▶ [What is asked]: You are to retype all of the data exactly as it appears.

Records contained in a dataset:

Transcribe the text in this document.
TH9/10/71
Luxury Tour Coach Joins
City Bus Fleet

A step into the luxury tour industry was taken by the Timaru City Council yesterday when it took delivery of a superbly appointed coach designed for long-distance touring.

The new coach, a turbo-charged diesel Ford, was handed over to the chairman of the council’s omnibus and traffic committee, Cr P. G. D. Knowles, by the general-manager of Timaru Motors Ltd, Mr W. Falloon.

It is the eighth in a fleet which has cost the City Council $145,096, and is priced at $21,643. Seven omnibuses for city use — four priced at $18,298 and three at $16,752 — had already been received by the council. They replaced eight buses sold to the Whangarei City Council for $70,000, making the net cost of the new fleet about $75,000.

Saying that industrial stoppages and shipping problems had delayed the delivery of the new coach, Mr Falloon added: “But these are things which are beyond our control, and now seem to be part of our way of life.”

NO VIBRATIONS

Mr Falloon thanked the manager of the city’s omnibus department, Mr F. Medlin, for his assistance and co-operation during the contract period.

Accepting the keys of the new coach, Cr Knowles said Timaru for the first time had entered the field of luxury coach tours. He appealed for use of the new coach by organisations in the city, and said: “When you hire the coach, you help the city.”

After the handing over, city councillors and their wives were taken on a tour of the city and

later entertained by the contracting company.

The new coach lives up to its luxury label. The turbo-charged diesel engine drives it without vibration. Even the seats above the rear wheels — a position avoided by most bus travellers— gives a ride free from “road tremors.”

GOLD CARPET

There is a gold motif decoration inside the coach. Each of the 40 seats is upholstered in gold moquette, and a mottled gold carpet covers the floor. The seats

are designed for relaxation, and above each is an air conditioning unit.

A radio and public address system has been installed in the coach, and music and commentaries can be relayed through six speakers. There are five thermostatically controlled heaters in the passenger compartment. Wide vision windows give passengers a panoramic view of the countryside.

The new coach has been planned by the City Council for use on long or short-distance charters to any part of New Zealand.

▶ [Answer for the task]:
Transcribe the text in this document.
TH9/10/71
Luxury Tour Coach Joins
City Bus Fleet

A step into the luxury tour industry was taken by the Timaru City Council yesterday when it took delivery of a superbly appointed coach designed for long-distance touring.

The new coach, a turbo-charged diesel Ford, was handed over to the chairman of the council’s omnibus and traffic committee, Cr P. G. D. Knowles, by the general-manager of Timaru Motors Ltd, Mr W. Falloon.

It is the eighth in a fleet which has cost the City Council $145,096, and is priced at $21,643. Seven omnibuses for city use — four priced at $18,298 and three at $16,752 — had already been received by the council. They replaced eight buses sold to the Whangarei City Council for $70,000, making the net cost of the new fleet about $75,000.

Saying that industrial stoppages and shipping problems had delayed the delivery of the new coach, Mr Falloon added: “But these are things which are beyond our control, and now seem to be part of our way of life.”

NO VIBRATIONS

Mr Falloon thanked the manager of the city’s omnibus department, Mr F. Medlin, for his assistance and co-operation during the contract period.

Accepting the keys of the new coach, Cr Knowles said Timaru for the first time had entered the field of luxury coach tours. He appealed for use of the new coach by organisations in the city, and said: “When you hire the coach, you help the city.”

After the handing over, city councillors and their wives were taken on a tour of the city and

later entertained by the contracting company.

The new coach lives up to its luxury label. The turbo-charged diesel engine drives it without vibration. Even the seats above the rear wheels — a position avoided by most bus travellers— gives a ride free from “road tremors.”

GOLD CARPET

There is a gold motif decoration inside the coach. Each of the 40 seats is upholstered in gold moquette, and a mottled gold carpet covers the floor. The seats

are designed for relaxation, and above each is an air conditioning unit.

A radio and public address system has been installed in the coach, and music and commentaries can be relayed through six speakers. There are five thermostatically controlled heaters in the passenger compartment. Wide vision windows give passengers a panoramic view of the countryside.

The new coach has been planned by the City Council for use on long or short-distance charters to any part of New Zealand.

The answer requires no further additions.